Task to complete> Report every line from the material that contains the word "Diff".

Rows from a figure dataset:
##############################

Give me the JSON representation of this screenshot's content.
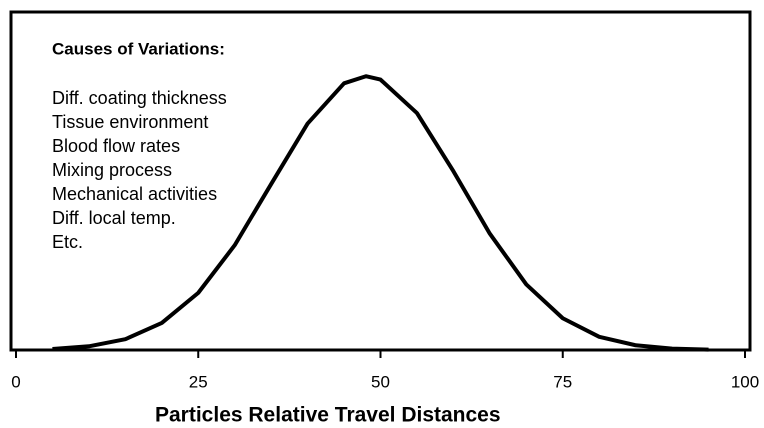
{
  "chart_data": {
    "type": "line",
    "annotation_title": "Causes of Variations:",
    "annotations": [
      "Diff. coating thickness",
      "Tissue environment",
      "Blood flow rates",
      "Mixing process",
      "Mechanical activities",
      "Diff. local temp.",
      "Etc."
    ],
    "x_label": "Particles Relative Travel Distances",
    "x": [
      5,
      10,
      15,
      20,
      25,
      30,
      35,
      40,
      45,
      48,
      50,
      55,
      60,
      65,
      70,
      75,
      80,
      85,
      90,
      95
    ],
    "series": [
      {
        "color": "#000000",
        "values": [
          0.003,
          0.011,
          0.032,
          0.08,
          0.169,
          0.31,
          0.491,
          0.67,
          0.789,
          0.81,
          0.8,
          0.701,
          0.529,
          0.344,
          0.194,
          0.094,
          0.039,
          0.014,
          0.004,
          0.001
        ]
      }
    ],
    "xlim": [
      0,
      100
    ],
    "xticks": [
      0,
      25,
      50,
      75,
      100
    ],
    "ylim": [
      0,
      1
    ]
  }
}
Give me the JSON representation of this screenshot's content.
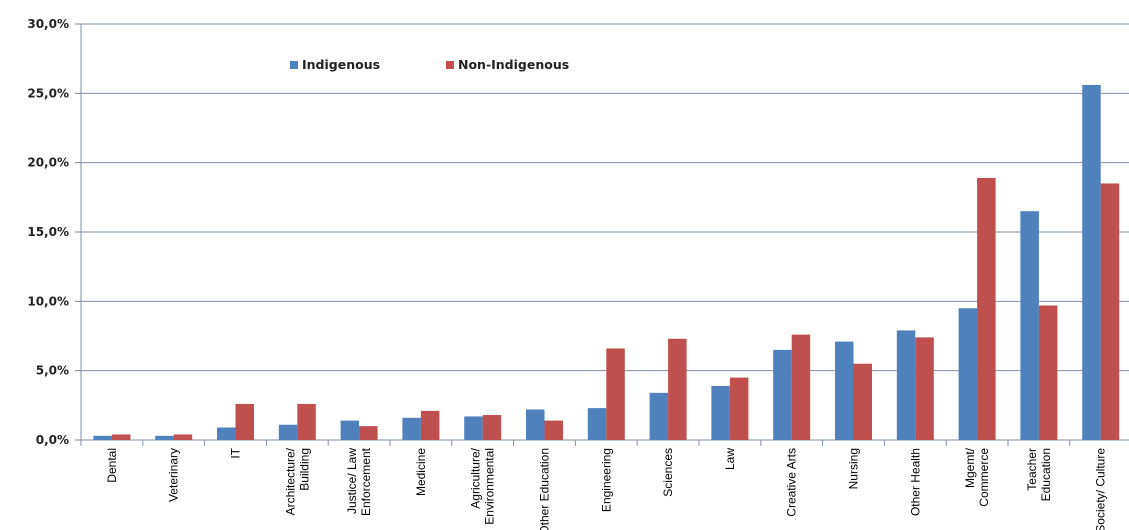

##############################

Task answer>
      "Diff. coating thickness",
      "Diff. local temp.",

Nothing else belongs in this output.